Materials provided —
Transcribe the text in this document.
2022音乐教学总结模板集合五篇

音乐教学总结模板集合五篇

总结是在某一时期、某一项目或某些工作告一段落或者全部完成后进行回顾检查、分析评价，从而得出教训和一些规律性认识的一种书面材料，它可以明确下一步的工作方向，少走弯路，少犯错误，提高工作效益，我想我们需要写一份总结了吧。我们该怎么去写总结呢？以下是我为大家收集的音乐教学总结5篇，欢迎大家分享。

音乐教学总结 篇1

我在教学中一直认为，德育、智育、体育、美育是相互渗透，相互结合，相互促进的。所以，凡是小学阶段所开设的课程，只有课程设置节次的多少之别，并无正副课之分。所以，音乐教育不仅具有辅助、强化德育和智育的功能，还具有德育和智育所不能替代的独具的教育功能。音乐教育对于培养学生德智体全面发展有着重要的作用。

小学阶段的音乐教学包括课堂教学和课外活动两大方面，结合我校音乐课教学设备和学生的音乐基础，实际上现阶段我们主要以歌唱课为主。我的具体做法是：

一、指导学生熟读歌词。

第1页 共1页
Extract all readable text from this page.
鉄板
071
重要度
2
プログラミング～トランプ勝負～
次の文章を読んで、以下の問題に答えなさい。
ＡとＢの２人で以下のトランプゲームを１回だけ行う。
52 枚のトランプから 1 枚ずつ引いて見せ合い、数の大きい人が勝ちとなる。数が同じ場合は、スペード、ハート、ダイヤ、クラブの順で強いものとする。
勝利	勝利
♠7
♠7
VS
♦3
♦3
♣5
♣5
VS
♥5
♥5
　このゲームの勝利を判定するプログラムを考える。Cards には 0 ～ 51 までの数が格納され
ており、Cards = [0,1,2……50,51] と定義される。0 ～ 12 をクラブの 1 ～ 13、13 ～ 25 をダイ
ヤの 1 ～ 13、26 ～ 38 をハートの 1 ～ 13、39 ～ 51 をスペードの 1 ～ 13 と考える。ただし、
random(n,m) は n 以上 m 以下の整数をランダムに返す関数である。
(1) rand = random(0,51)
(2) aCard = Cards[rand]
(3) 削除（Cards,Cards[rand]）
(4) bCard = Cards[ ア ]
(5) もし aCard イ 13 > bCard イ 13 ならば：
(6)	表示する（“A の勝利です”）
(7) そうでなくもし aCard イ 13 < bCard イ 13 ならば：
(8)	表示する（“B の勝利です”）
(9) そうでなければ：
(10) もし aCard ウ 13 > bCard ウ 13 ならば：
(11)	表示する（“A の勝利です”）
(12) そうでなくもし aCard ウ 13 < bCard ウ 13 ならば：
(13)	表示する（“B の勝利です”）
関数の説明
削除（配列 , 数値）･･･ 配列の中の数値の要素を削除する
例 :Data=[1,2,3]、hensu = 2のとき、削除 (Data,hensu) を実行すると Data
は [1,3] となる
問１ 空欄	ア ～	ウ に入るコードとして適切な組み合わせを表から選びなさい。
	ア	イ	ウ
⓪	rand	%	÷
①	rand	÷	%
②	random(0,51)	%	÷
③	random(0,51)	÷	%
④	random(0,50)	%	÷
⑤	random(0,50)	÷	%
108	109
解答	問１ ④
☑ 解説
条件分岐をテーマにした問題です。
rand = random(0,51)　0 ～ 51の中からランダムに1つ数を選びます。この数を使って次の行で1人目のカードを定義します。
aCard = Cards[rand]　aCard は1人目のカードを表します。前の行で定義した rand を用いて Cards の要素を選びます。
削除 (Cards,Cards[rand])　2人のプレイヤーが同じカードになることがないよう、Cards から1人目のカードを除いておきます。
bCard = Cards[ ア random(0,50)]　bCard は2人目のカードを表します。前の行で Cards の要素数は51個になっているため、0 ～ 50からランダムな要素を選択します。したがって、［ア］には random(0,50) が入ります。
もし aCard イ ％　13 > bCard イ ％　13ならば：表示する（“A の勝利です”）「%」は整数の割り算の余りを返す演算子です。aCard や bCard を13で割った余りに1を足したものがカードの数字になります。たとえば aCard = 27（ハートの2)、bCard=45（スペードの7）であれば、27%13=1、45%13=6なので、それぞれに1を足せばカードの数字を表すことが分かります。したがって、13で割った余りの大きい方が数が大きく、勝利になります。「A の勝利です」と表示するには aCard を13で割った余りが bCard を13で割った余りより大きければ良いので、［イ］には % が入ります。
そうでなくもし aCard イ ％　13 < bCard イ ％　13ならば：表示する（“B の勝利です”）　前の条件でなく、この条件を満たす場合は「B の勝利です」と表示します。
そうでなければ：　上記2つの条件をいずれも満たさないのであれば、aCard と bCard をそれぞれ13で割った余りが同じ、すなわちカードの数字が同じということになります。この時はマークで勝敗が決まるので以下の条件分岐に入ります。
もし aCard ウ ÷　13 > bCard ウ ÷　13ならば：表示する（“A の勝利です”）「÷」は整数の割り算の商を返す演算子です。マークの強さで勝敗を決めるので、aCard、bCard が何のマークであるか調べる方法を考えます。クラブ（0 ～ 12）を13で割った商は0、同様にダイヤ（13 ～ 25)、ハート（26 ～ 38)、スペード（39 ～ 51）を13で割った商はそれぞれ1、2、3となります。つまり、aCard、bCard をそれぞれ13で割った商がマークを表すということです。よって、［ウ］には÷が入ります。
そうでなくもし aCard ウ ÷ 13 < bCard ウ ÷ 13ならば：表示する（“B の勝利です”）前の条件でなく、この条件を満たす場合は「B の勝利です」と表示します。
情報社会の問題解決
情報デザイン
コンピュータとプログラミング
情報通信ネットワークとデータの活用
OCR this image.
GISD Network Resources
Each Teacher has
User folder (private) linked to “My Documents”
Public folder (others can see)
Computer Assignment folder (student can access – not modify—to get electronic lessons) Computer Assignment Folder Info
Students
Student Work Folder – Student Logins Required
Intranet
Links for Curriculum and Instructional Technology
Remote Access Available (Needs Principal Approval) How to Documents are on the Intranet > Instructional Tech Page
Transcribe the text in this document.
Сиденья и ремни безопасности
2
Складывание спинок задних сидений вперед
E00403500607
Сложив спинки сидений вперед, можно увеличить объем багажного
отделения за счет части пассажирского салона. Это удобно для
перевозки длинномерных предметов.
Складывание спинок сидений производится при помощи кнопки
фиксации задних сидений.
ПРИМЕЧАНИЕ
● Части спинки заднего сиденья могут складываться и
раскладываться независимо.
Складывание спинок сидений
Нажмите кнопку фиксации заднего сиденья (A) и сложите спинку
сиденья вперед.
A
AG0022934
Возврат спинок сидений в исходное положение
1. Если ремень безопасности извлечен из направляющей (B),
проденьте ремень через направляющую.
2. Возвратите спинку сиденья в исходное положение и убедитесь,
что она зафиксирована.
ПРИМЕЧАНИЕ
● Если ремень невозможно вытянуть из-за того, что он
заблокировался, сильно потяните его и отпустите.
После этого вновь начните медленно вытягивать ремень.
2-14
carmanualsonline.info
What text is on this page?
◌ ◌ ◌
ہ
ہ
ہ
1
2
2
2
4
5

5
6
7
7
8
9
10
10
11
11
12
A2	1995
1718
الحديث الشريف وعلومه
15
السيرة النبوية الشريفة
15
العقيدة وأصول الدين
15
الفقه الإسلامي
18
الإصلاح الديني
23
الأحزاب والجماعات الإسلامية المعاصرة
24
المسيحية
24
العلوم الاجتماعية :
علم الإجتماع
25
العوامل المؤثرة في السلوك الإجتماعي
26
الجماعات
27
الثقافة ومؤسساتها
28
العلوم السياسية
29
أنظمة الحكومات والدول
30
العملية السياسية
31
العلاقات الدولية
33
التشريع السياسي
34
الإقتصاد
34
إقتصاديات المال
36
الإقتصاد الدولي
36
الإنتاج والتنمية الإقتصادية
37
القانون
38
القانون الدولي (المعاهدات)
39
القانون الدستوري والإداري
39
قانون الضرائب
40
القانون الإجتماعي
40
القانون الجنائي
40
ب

Task to complete —
From the listing above, copy every line that includes the word "задних".

Answer below —
Складывание спинок задних сидений вперед
фиксации задних сидений.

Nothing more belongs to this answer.